Do this » Search the records below for the word "bezprostředně". Pull out each line that has it.

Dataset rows

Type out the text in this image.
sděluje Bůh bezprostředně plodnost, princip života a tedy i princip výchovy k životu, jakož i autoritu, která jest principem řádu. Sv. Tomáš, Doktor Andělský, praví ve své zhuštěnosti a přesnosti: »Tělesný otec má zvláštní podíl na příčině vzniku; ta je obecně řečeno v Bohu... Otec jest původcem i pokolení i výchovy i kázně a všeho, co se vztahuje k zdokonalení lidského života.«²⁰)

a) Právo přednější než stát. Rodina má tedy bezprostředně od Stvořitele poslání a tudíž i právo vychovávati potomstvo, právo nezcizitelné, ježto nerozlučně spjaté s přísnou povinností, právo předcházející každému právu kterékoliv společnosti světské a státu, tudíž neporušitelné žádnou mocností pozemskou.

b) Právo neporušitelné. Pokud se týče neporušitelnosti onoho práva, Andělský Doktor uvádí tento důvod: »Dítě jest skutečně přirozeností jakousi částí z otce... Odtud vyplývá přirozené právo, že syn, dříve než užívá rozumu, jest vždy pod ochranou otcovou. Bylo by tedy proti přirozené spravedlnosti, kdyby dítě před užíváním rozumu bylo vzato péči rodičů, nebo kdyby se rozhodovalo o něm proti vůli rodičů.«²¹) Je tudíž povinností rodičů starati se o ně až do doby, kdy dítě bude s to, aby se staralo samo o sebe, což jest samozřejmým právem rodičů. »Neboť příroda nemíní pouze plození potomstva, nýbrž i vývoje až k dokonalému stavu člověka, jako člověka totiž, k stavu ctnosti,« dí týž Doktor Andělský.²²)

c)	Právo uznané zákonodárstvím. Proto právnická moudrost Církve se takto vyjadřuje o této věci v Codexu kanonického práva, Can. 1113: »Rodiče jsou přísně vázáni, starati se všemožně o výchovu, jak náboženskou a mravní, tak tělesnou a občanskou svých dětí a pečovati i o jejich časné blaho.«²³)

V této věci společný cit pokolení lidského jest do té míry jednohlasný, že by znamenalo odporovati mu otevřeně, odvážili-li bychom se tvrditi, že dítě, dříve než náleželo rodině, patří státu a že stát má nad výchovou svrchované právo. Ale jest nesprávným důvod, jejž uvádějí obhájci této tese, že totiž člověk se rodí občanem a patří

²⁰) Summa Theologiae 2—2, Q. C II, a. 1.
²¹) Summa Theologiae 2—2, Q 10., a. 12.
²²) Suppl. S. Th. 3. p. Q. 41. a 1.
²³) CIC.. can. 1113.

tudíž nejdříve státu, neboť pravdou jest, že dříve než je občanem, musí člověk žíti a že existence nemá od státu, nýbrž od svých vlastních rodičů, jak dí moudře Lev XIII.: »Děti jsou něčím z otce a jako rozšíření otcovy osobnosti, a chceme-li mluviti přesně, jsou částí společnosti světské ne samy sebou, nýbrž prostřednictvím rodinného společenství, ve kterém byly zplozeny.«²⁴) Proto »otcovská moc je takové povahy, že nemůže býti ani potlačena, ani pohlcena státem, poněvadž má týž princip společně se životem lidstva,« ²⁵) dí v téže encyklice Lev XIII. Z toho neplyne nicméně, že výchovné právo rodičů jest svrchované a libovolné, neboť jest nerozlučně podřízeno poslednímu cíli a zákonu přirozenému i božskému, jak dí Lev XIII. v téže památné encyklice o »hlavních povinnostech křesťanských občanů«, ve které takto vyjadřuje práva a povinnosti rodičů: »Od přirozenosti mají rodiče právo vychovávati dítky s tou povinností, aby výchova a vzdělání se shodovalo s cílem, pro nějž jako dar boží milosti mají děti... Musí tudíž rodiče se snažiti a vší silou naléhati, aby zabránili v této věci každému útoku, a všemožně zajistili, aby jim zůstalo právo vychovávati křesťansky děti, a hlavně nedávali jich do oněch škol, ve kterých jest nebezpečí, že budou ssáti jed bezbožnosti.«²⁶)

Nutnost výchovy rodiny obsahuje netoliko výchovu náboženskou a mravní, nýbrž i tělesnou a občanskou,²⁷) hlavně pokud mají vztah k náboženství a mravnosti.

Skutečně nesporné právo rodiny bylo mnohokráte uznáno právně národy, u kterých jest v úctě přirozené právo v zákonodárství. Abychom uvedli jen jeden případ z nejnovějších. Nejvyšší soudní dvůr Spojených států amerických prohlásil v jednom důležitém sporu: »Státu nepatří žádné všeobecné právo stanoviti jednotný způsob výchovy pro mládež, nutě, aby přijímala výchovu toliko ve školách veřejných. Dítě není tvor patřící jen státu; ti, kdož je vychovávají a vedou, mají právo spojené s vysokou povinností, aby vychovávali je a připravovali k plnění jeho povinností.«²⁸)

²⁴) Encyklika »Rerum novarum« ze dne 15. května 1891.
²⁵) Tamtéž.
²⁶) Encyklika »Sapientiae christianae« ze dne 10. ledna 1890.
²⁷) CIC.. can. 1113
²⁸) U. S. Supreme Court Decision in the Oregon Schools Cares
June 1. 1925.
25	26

Response »
sděluje Bůh bezprostředně plodnost, princip života a tedy i princip výchovy k životu, jakož i autoritu, která jest principem řádu. Sv. Tomáš, Doktor Andělský, praví ve své zhuštěnosti a přesnosti: »Tělesný otec má zvláštní podíl na příčině vzniku; ta je obecně řečeno v Bohu... Otec jest původcem i pokolení i výchovy i kázně a všeho, co se vztahuje k zdokonalení lidského života.«²⁰)
a) Právo přednější než stát. Rodina má tedy bezprostředně od Stvořitele poslání a tudíž i právo vychovávati potomstvo, právo nezcizitelné, ježto nerozlučně spjaté s přísnou povinností, právo předcházející každému právu kterékoliv společnosti světské a státu, tudíž neporušitelné žádnou mocností pozemskou.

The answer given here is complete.